* **To do**
From the entries that follow, gather each line holding the word "touch".

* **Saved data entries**
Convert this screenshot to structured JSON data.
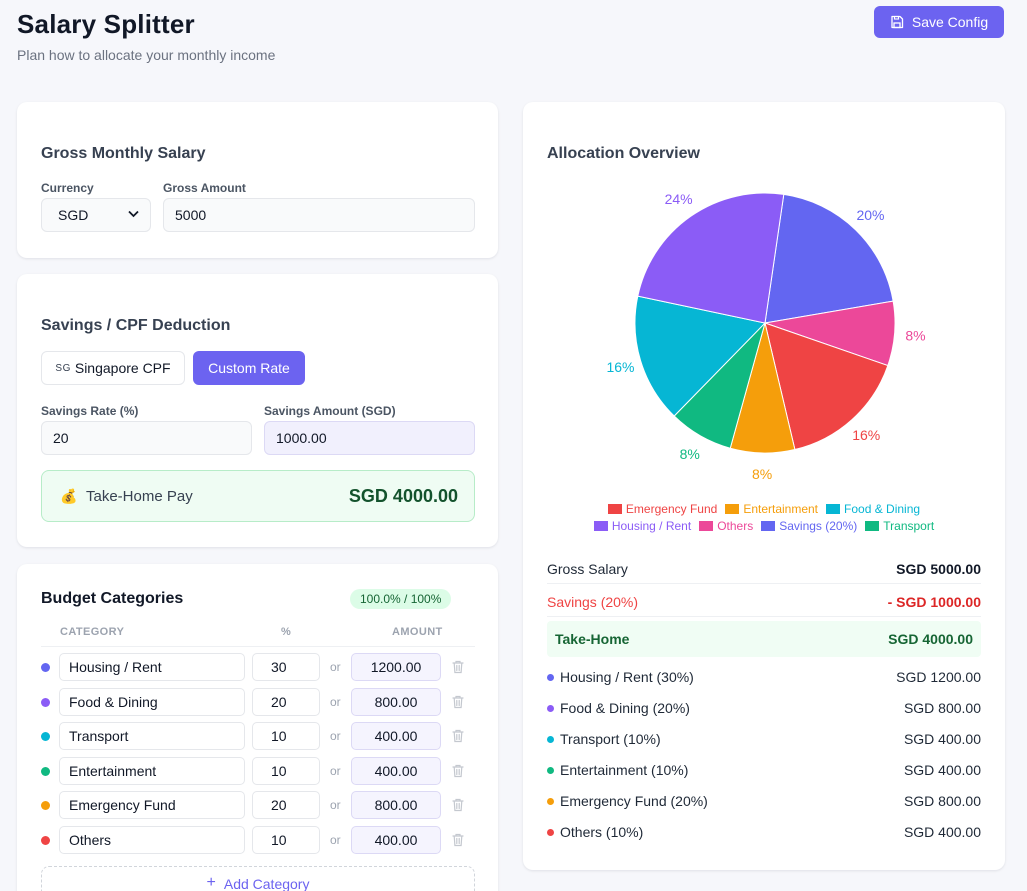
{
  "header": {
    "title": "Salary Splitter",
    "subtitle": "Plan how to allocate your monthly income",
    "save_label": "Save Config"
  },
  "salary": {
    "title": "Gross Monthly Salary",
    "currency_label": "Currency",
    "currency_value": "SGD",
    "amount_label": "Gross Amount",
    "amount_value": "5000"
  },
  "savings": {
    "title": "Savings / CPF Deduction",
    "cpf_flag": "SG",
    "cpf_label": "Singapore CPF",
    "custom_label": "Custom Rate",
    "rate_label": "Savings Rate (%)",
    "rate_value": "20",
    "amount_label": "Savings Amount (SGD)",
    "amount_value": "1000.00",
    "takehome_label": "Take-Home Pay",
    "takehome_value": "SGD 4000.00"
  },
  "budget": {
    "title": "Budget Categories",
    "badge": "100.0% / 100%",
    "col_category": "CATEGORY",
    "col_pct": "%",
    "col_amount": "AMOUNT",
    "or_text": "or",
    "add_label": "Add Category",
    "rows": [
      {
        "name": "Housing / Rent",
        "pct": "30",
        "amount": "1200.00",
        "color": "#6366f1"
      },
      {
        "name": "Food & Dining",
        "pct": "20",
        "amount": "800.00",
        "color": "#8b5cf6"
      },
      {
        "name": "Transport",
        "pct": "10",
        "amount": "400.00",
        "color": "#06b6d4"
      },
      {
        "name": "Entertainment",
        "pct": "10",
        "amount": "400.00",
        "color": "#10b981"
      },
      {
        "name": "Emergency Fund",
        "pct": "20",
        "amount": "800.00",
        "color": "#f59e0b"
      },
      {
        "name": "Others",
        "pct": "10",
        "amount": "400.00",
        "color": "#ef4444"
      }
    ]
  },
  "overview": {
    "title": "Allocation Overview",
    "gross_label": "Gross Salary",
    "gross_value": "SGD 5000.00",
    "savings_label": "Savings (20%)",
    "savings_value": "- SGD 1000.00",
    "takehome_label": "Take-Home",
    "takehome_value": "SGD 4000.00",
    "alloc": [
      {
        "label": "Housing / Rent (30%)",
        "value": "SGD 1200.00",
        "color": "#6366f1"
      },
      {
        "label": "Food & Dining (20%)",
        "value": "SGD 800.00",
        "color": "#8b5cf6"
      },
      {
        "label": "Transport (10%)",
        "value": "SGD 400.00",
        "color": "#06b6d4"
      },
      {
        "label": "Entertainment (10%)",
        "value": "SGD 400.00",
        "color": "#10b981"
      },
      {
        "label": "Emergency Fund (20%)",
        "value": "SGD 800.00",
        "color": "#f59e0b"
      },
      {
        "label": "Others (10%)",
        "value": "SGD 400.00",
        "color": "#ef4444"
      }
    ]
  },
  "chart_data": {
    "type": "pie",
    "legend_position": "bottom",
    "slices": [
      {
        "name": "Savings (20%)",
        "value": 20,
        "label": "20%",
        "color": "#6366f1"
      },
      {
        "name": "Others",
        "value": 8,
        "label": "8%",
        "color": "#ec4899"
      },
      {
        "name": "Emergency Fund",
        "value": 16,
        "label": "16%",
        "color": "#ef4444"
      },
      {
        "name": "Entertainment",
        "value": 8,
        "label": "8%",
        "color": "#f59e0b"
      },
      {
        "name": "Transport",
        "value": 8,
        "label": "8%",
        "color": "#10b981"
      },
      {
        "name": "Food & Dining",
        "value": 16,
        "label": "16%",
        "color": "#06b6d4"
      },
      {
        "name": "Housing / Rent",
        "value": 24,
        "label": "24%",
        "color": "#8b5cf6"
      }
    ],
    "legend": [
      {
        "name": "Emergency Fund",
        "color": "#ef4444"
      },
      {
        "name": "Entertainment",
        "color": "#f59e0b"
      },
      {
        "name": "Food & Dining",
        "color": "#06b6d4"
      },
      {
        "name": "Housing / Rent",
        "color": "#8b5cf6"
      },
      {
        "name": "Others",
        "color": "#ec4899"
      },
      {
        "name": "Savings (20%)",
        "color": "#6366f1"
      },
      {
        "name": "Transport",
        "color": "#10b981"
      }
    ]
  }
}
--
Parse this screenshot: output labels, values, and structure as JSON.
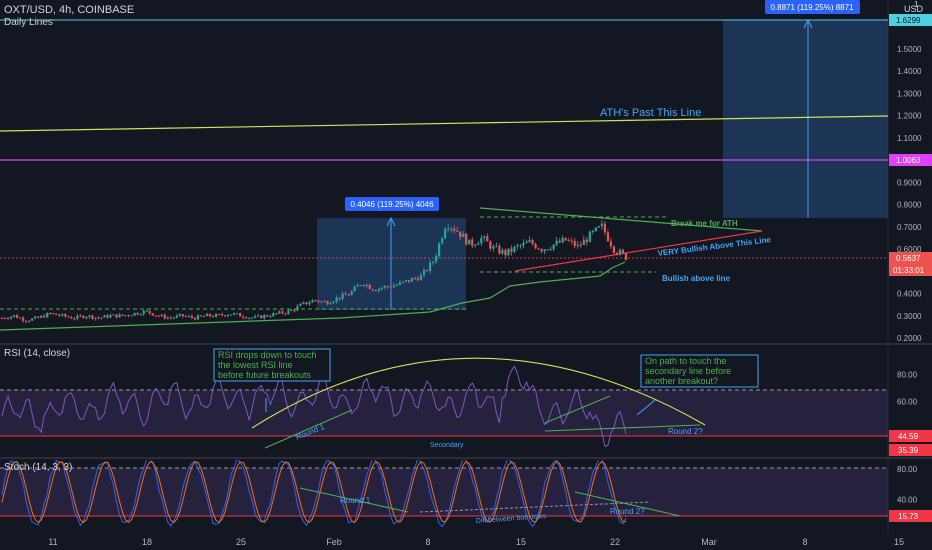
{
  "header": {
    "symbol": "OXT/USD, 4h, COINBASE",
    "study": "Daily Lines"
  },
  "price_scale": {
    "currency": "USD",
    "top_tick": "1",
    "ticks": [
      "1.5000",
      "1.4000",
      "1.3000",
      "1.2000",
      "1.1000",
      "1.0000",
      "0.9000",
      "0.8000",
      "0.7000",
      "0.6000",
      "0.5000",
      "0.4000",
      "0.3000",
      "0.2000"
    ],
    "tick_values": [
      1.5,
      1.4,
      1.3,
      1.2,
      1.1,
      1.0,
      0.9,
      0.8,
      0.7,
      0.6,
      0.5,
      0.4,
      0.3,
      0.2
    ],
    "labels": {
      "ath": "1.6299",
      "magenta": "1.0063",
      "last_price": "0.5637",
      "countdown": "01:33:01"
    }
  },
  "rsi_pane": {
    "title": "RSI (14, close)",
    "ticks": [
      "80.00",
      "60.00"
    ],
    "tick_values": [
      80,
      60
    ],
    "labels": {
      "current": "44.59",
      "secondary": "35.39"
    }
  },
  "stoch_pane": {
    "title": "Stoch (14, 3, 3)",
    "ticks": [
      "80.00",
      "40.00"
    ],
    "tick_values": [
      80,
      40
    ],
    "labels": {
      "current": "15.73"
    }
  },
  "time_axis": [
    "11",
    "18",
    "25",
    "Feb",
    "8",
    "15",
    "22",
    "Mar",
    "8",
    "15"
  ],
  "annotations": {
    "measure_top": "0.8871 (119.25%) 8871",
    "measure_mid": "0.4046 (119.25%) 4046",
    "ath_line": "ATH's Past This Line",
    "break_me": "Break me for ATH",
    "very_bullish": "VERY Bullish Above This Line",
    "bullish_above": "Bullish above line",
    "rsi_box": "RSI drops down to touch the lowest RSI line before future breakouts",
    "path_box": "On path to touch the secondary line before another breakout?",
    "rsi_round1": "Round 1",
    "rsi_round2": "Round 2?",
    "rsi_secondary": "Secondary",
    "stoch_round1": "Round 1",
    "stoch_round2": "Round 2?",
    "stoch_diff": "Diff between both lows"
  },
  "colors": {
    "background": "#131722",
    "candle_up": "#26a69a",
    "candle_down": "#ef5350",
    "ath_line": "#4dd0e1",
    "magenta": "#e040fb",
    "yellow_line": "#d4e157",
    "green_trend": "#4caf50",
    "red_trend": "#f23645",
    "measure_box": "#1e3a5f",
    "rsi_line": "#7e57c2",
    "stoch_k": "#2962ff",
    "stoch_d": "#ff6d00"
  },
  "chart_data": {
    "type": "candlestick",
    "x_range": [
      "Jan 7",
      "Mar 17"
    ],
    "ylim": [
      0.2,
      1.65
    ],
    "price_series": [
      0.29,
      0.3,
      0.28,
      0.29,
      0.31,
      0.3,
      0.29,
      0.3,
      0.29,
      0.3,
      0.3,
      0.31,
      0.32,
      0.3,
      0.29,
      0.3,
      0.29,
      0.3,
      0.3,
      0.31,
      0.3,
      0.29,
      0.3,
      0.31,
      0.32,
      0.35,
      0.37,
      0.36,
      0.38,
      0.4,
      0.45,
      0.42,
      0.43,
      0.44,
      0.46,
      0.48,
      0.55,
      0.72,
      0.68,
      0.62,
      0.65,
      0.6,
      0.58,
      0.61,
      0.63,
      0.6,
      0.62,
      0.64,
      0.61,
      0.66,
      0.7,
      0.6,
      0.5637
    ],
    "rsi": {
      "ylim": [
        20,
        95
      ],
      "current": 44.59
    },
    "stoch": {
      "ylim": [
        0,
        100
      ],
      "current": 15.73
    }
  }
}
==
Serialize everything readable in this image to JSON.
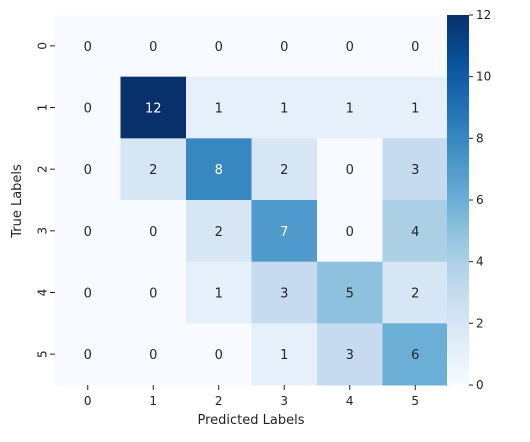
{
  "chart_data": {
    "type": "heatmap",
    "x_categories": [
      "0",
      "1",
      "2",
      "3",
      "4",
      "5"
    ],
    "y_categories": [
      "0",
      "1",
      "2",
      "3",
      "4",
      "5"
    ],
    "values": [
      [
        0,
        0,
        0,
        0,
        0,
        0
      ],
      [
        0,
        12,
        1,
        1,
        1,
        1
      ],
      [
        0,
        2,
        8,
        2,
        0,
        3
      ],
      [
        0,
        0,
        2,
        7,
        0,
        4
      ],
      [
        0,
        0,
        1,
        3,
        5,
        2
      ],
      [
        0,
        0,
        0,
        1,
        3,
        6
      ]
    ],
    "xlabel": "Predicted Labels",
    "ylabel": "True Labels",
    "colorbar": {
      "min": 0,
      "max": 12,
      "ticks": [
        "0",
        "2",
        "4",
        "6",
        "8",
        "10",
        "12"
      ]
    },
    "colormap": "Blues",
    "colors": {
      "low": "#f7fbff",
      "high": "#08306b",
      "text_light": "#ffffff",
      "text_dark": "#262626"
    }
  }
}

* **Problem solution**
    "rsi_box": "RSI drops down to touch the lowest RSI line before future breakouts",
    "path_box": "On path to touch the secondary line before another breakout?",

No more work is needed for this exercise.